→ Problem description
Go through the data below and gather each line containing "территориальной".

→ Material provided
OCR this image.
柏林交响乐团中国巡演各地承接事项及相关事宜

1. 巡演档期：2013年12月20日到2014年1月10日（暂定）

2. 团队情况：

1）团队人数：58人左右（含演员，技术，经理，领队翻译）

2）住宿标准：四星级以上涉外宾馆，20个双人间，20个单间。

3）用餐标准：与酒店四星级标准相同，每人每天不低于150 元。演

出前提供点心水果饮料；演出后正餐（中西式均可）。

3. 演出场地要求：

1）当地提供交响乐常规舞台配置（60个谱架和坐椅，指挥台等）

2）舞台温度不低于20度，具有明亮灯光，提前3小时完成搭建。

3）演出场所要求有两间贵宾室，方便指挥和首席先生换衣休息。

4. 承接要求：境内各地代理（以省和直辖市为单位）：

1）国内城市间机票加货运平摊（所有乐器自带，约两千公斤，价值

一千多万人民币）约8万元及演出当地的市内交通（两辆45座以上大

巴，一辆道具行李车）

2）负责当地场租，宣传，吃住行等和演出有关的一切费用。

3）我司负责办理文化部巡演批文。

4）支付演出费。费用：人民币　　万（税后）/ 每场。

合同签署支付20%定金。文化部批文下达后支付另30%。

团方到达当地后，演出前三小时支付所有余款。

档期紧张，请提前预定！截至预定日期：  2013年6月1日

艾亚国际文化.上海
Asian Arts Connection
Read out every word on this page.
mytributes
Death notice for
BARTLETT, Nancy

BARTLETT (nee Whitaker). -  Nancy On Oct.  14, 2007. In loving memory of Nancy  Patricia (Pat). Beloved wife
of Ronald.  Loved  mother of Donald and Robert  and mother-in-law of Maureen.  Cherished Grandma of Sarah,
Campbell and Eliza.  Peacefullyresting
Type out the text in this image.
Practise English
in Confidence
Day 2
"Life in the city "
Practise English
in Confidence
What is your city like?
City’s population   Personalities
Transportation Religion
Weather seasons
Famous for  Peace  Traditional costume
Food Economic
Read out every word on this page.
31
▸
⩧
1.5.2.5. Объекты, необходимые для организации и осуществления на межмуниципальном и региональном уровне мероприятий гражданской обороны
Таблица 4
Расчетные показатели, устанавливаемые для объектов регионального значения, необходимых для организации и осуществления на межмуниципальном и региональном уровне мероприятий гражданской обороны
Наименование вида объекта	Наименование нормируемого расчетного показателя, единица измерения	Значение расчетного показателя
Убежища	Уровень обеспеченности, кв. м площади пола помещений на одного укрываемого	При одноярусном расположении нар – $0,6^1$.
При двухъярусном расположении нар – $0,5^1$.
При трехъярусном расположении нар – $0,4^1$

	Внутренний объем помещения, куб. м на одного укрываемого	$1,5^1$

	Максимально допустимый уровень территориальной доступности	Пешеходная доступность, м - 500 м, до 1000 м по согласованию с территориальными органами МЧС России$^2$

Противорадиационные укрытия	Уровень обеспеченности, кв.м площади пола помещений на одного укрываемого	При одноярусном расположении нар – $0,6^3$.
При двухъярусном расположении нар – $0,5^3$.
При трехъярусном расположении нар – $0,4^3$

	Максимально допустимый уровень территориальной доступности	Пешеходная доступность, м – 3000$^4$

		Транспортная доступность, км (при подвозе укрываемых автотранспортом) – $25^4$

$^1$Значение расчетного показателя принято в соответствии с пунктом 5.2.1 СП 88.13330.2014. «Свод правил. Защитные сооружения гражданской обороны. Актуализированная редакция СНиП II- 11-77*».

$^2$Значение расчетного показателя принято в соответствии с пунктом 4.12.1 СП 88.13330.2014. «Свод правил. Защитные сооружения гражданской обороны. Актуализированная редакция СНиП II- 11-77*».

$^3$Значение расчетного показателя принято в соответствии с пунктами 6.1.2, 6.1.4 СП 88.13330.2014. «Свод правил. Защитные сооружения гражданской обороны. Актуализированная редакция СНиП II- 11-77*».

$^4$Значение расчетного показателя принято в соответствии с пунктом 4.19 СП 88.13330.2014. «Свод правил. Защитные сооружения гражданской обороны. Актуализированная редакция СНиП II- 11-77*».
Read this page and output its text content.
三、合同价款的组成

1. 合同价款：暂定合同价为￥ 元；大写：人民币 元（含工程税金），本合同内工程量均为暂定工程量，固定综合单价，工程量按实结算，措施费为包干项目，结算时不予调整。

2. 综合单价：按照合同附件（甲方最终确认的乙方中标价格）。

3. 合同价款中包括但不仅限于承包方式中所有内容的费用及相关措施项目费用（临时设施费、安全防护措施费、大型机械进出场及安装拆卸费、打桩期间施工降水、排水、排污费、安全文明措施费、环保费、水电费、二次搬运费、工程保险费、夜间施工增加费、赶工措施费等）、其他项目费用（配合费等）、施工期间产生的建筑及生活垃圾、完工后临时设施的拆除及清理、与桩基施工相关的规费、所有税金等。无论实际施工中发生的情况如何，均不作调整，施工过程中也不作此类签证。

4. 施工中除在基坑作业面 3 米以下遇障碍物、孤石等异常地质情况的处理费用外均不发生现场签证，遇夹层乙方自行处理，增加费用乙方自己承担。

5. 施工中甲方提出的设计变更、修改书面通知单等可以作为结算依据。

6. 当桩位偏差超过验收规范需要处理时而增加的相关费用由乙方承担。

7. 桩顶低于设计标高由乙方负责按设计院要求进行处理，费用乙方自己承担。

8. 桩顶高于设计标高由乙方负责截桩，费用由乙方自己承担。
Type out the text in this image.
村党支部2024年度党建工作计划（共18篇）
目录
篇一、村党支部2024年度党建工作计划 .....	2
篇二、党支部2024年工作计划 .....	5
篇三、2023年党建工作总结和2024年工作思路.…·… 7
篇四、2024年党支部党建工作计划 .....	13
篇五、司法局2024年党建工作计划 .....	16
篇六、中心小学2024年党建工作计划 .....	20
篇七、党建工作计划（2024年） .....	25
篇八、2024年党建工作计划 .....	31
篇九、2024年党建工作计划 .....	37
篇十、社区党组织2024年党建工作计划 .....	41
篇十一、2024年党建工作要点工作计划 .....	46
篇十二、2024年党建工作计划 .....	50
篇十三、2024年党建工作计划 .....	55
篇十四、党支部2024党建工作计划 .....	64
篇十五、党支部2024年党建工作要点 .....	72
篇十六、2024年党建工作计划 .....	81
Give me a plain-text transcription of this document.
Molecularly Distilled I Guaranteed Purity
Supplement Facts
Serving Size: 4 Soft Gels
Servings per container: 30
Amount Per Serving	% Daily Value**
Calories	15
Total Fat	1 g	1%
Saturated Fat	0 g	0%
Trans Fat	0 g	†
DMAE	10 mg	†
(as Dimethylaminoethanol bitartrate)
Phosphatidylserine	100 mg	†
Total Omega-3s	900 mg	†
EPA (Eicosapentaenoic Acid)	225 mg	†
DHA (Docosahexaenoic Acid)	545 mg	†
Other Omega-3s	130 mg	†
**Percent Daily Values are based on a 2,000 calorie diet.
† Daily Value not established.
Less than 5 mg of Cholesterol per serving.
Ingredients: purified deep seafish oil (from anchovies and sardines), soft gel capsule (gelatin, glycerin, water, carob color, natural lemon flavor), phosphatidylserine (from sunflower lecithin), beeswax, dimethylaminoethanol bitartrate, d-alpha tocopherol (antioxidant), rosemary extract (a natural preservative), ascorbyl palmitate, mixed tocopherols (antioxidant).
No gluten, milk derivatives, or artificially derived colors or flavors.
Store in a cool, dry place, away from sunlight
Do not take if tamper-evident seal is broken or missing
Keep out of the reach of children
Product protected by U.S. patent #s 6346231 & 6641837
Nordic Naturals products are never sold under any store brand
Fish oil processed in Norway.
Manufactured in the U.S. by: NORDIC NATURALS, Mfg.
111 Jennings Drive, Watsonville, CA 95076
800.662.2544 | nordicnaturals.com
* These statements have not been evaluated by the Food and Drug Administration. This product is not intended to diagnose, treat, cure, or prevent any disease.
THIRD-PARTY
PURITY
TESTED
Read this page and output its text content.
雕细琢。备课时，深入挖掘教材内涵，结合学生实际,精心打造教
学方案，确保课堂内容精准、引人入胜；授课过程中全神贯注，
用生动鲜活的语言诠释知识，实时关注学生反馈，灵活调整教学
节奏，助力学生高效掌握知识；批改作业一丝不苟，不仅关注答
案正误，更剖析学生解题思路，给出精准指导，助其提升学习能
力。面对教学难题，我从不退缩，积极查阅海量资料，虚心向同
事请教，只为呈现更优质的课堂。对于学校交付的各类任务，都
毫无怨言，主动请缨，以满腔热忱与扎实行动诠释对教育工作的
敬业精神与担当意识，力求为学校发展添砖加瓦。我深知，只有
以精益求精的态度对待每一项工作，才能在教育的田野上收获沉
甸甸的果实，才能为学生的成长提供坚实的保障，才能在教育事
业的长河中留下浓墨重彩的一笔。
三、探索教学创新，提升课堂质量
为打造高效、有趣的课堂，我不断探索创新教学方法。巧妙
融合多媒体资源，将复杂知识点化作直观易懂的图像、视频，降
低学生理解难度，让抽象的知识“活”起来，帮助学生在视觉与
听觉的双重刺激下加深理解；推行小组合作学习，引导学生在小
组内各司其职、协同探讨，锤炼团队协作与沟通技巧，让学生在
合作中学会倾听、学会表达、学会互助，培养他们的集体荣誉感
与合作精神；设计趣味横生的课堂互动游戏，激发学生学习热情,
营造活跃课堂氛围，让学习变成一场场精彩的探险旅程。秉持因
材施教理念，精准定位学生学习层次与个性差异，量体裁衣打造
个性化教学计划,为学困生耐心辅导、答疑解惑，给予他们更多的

→ Task result
	Максимально допустимый уровень территориальной доступности	Пешеходная доступность, м - 500 м, до 1000 м по согласованию с территориальными органами МЧС России$^2$
	Максимально допустимый уровень территориальной доступности	Пешеходная доступность, м – 3000$^4$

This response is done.